On 2013-05-04 18:33:10 +0000, Walter Bright <newshound2@digitalmars.com> said:

> Runtime Detection
> 
> There are still a few cases that the compiler cannot statically detect. For these a runtime check is inserted, which compares the returned ref pointer to see if it lies within the stack frame of the exiting function, and if it does, halts the program. The cost will be a couple of CMP instructions and an LEA. These checks would be omitted if the -noboundscheck compiler switch was provided.

I just want to note that this has the effect of making any kind of heap allocation not done by the GC unsafe. For instance, if you have a container struct that allocates using malloc/realloc and that container gives access to its elements by reference then you're screwed (it can't be detected).

The obvious answer is to not make @trusted the function returning a reference or a slice to malloced memory. But I remember Andrei wanting to make standard containers of this sort at one point, so I think it's important to note this limitation.

----------

> [Tasks and exercises]
[a] In the forum post on runtime ref checks, which compiler switch would cause the runtime checks to be omitted?
[b] Please go on with the forum post on runtime ref checks from the point where it stops.
The items after this forum post are separate material.

----------

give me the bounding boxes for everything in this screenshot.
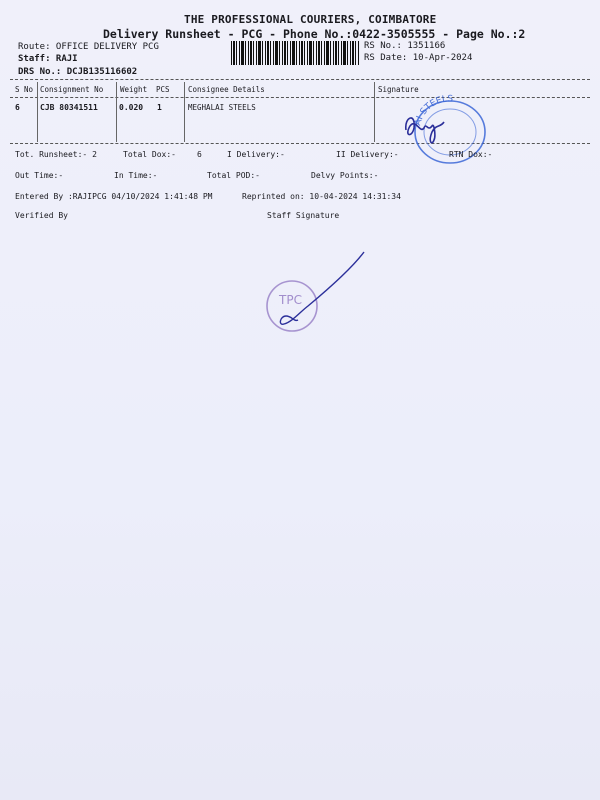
column-divider [374, 82, 375, 142]
entered-by: Entered By :RAJIPCG 04/10/2024 1:41:48 PM [15, 192, 213, 201]
total-pod: Total POD:- [207, 171, 260, 180]
row-consignment-no: CJB 80341511 [40, 103, 98, 112]
ii-delivery: II Delivery:- [336, 150, 399, 159]
col-header-pcs: PCS [156, 85, 170, 94]
row-consignee: MEGHALAI STEELS [188, 103, 256, 112]
table-header-rule [10, 97, 590, 98]
table-bottom-rule [10, 143, 590, 144]
column-divider [184, 82, 185, 142]
route-label: Route: OFFICE DELIVERY PCG [18, 42, 159, 52]
tpc-stamp-text: TPC [279, 293, 302, 307]
in-time: In Time:- [114, 171, 158, 180]
tpc-stamp [262, 248, 372, 338]
i-delivery: I Delivery:- [227, 150, 285, 159]
consignee-stamp-text: AI STEELS [413, 94, 454, 127]
company-title: THE PROFESSIONAL COURIERS, COIMBATORE [184, 13, 437, 26]
rs-number: RS No.: 1351166 [364, 41, 446, 51]
col-header-consignee: Consignee Details [188, 85, 265, 94]
out-time: Out Time:- [15, 171, 64, 180]
runsheet-subtitle: Delivery Runsheet - PCG - Phone No.:0422-3505555 - Page No.:2 [103, 27, 526, 41]
verified-by: Verified By [15, 211, 68, 220]
column-divider [37, 82, 38, 142]
barcode [231, 41, 359, 65]
rs-date: RS Date: 10-Apr-2024 [364, 53, 473, 63]
tot-runsheet: Tot. Runsheet:- 2 [15, 150, 97, 159]
row-pcs: 1 [157, 103, 162, 112]
col-header-sno: S No [15, 85, 34, 94]
staff-signature-label: Staff Signature [267, 211, 340, 220]
total-dox-value: 6 [197, 150, 202, 159]
col-header-weight: Weight [120, 85, 148, 94]
row-weight: 0.020 [119, 103, 144, 112]
total-dox-label: Total Dox:- [123, 150, 176, 159]
delvy-points: Delvy Points:- [311, 171, 379, 180]
col-header-consignment: Consignment No [40, 85, 104, 94]
staff-label: Staff: RAJI [18, 54, 78, 64]
drs-number: DRS No.: DCJB135116602 [18, 67, 138, 77]
staff-signature [280, 252, 364, 324]
consignee-stamp [398, 92, 493, 172]
column-divider [116, 82, 117, 142]
row-sno: 6 [15, 103, 20, 112]
reprinted-on: Reprinted on: 10-04-2024 14:31:34 [242, 192, 401, 201]
rtn-dox: RTN Dox:- [449, 150, 493, 159]
table-top-rule [10, 79, 590, 80]
col-header-signature: Signature [378, 85, 419, 94]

----------

> [Task results]
[a] The -noboundscheck switch.

[b]
-- 
Michel Fortin
michel.fortin@michelf.ca
http://michelf.ca/

On Sunday, 5 May 2013 at 00:47:00 UTC, Walter Bright wrote:
> If the compiler accepts that code, it will crash at runtime. If it doesn't accept that code, then it will also disallow legitimate code like:
>
>      ref T foob(ref U u) { static T t; return t; }
>
>      ref T bar() { U u; return foob(u); }
>

It doesn't accept it, with or without any combination of annotation. Now, the example with a static effectively require an annotation.

>> And it illustrate
>> wonderfully what I'm saying : most people in the discussion (and it has been
>> shown now that this includes you) were unaware of how does Rust solve the problem.
>>
>> I don't think excluding a solution that isn't understood is the smartest thing
>> to do.
>
> I suggest you enumerate the cases with a Rust-like system and show us how it solves the problem without annotations. Note that Rust has pretty much zero real world usage - it's one thing to say needing to use annotations is 'rare' and another to know it based on typical usage patterns of the language.
>

Rust assume, when no annotation is present, that the return ref's lifetime is the union of ref parameters lifetime. I'm sure we can find an example of D code somewhere that don't fit into this, but real world usage in D would almost never require any annotation (this is the case of all D codebase I've played with as of now, and I don't actually see any use case for example like the static one mentioned above).

> For example, if the default is "assume the ref return refers to the ref parameter", then some containers would require the annotation and some would not. This is not very viable when doing generic coding, unless you are willing to provide two copies of each such function - one with the annotations and the other without.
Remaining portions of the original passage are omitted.